## Input data
——
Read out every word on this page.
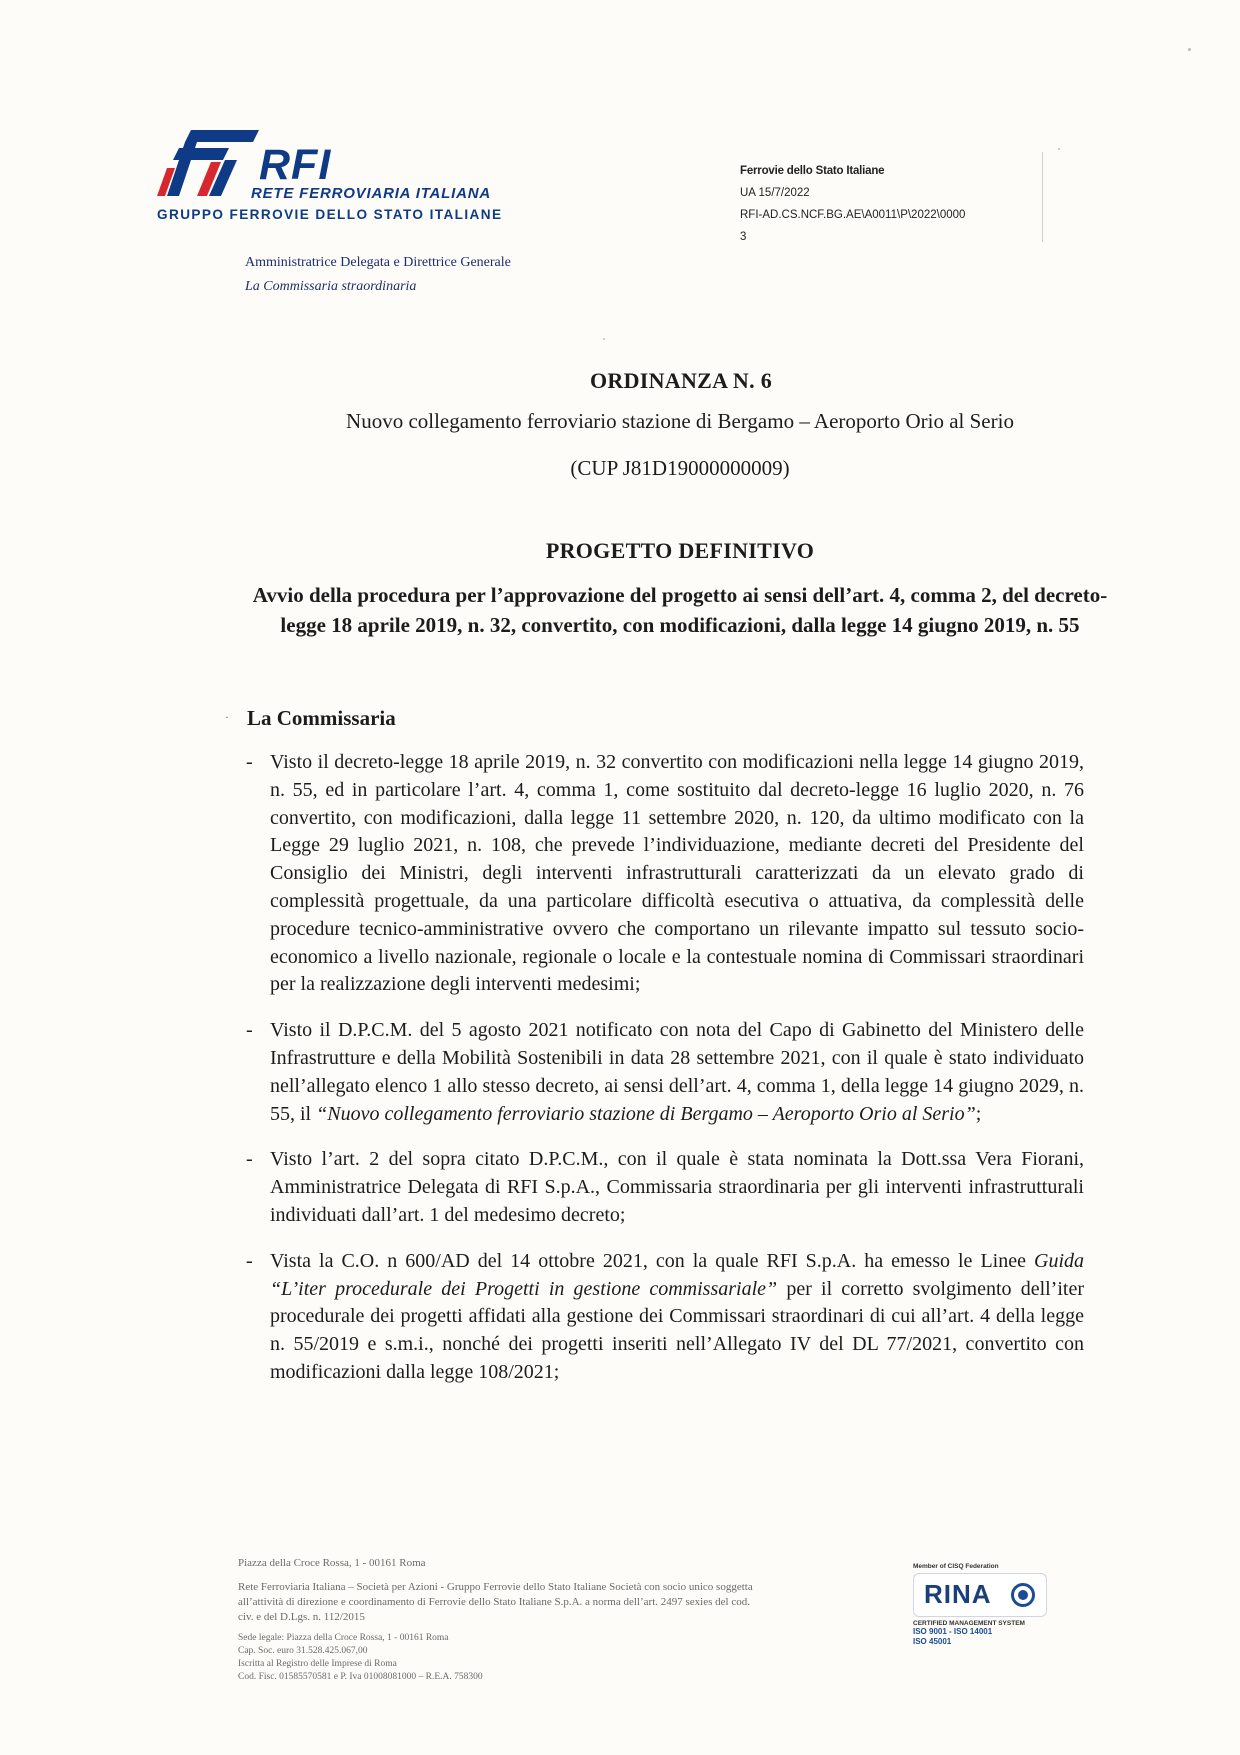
RFI
RETE FERROVIARIA ITALIANA
GRUPPO FERROVIE DELLO STATO ITALIANE
Amministratrice Delegata e Direttrice Generale
La Commissaria straordinaria
Ferrovie dello Stato Italiane
UA 15/7/2022
RFI-AD.CS.NCF.BG.AE\A0011\P\2022\0000
3
ORDINANZA N. 6
Nuovo collegamento ferroviario stazione di Bergamo – Aeroporto Orio al Serio
(CUP J81D19000000009)
PROGETTO DEFINITIVO
Avvio della procedura per l’approvazione del progetto ai sensi dell’art. 4, comma 2, del decreto-legge 18 aprile 2019, n. 32, convertito, con modificazioni, dalla legge 14 giugno 2019, n. 55
· La Commissaria
- Visto il decreto-legge 18 aprile 2019, n. 32 convertito con modificazioni nella legge 14 giugno 2019, n. 55, ed in particolare l’art. 4, comma 1, come sostituito dal decreto-legge 16 luglio 2020, n. 76 convertito, con modificazioni, dalla legge 11 settembre 2020, n. 120, da ultimo modificato con la Legge 29 luglio 2021, n. 108, che prevede l’individuazione, mediante decreti del Presidente del Consiglio dei Ministri, degli interventi infrastrutturali caratterizzati da un elevato grado di complessità progettuale, da una particolare difficoltà esecutiva o attuativa, da complessità delle procedure tecnico-amministrative ovvero che comportano un rilevante impatto sul tessuto socio-economico a livello nazionale, regionale o locale e la contestuale nomina di Commissari straordinari per la realizzazione degli interventi medesimi;
- Visto il D.P.C.M. del 5 agosto 2021 notificato con nota del Capo di Gabinetto del Ministero delle Infrastrutture e della Mobilità Sostenibili in data 28 settembre 2021, con il quale è stato individuato nell’allegato elenco 1 allo stesso decreto, ai sensi dell’art. 4, comma 1, della legge 14 giugno 2029, n. 55, il “Nuovo collegamento ferroviario stazione di Bergamo – Aeroporto Orio al Serio”;
- Visto l’art. 2 del sopra citato D.P.C.M., con il quale è stata nominata la Dott.ssa Vera Fiorani, Amministratrice Delegata di RFI S.p.A., Commissaria straordinaria per gli interventi infrastrutturali individuati dall’art. 1 del medesimo decreto;
- Vista la C.O. n 600/AD del 14 ottobre 2021, con la quale RFI S.p.A. ha emesso le Linee Guida “L’iter procedurale dei Progetti in gestione commissariale” per il corretto svolgimento dell’iter procedurale dei progetti affidati alla gestione dei Commissari straordinari di cui all’art. 4 della legge n. 55/2019 e s.m.i., nonché dei progetti inseriti nell’Allegato IV del DL 77/2021, convertito con modificazioni dalla legge 108/2021;
Piazza della Croce Rossa, 1 - 00161 Roma
Rete Ferroviaria Italiana – Società per Azioni - Gruppo Ferrovie dello Stato Italiane Società con socio unico soggetta all’attività di direzione e coordinamento di Ferrovie dello Stato Italiane S.p.A. a norma dell’art. 2497 sexies del cod. civ. e del D.Lgs. n. 112/2015
Sede legale: Piazza della Croce Rossa, 1 - 00161 Roma
Cap. Soc. euro 31.528.425.067,00
Iscritta al Registro delle Imprese di Roma
Cod. Fisc. 01585570581 e P. Iva 01008081000 – R.E.A. 758300
Member of CISQ Federation
RINA
CERTIFIED MANAGEMENT SYSTEM
ISO 9001 - ISO 14001
ISO 45001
——
## Written problem
Repeat each entry exactly as given; no pictures belong in the copy.

## Completed task
Read out every word on this page.
RFI
RETE FERROVIARIA ITALIANA
GRUPPO FERROVIE DELLO STATO ITALIANE
Amministratrice Delegata e Direttrice Generale
La Commissaria straordinaria
Ferrovie dello Stato Italiane
UA 15/7/2022
RFI-AD.CS.NCF.BG.AE\A0011\P\2022\0000
3
ORDINANZA N. 6
Nuovo collegamento ferroviario stazione di Bergamo – Aeroporto Orio al Serio
(CUP J81D19000000009)
PROGETTO DEFINITIVO
Avvio della procedura per l’approvazione del progetto ai sensi dell’art. 4, comma 2, del decreto-legge 18 aprile 2019, n. 32, convertito, con modificazioni, dalla legge 14 giugno 2019, n. 55
· La Commissaria
- Visto il decreto-legge 18 aprile 2019, n. 32 convertito con modificazioni nella legge 14 giugno 2019, n. 55, ed in particolare l’art. 4, comma 1, come sostituito dal decreto-legge 16 luglio 2020, n. 76 convertito, con modificazioni, dalla legge 11 settembre 2020, n. 120, da ultimo modificato con la Legge 29 luglio 2021, n. 108, che prevede l’individuazione, mediante decreti del Presidente del Consiglio dei Ministri, degli interventi infrastrutturali caratterizzati da un elevato grado di complessità progettuale, da una particolare difficoltà esecutiva o attuativa, da complessità delle procedure tecnico-amministrative ovvero che comportano un rilevante impatto sul tessuto socio-economico a livello nazionale, regionale o locale e la contestuale nomina di Commissari straordinari per la realizzazione degli interventi medesimi;
- Visto il D.P.C.M. del 5 agosto 2021 notificato con nota del Capo di Gabinetto del Ministero delle Infrastrutture e della Mobilità Sostenibili in data 28 settembre 2021, con il quale è stato individuato nell’allegato elenco 1 allo stesso decreto, ai sensi dell’art. 4, comma 1, della legge 14 giugno 2029, n. 55, il “Nuovo collegamento ferroviario stazione di Bergamo – Aeroporto Orio al Serio”;
- Visto l’art. 2 del sopra citato D.P.C.M., con il quale è stata nominata la Dott.ssa Vera Fiorani, Amministratrice Delegata di RFI S.p.A., Commissaria straordinaria per gli interventi infrastrutturali individuati dall’art. 1 del medesimo decreto;
- Vista la C.O. n 600/AD del 14 ottobre 2021, con la quale RFI S.p.A. ha emesso le Linee Guida “L’iter procedurale dei Progetti in gestione commissariale” per il corretto svolgimento dell’iter procedurale dei progetti affidati alla gestione dei Commissari straordinari di cui all’art. 4 della legge n. 55/2019 e s.m.i., nonché dei progetti inseriti nell’Allegato IV del DL 77/2021, convertito con modificazioni dalla legge 108/2021;
Piazza della Croce Rossa, 1 - 00161 Roma
Rete Ferroviaria Italiana – Società per Azioni - Gruppo Ferrovie dello Stato Italiane Società con socio unico soggetta all’attività di direzione e coordinamento di Ferrovie dello Stato Italiane S.p.A. a norma dell’art. 2497 sexies del cod. civ. e del D.Lgs. n. 112/2015
Sede legale: Piazza della Croce Rossa, 1 - 00161 Roma
Cap. Soc. euro 31.528.425.067,00
Iscritta al Registro delle Imprese di Roma
Cod. Fisc. 01585570581 e P. Iva 01008081000 – R.E.A. 758300
Member of CISQ Federation
RINA
CERTIFIED MANAGEMENT SYSTEM
ISO 9001 - ISO 14001
ISO 45001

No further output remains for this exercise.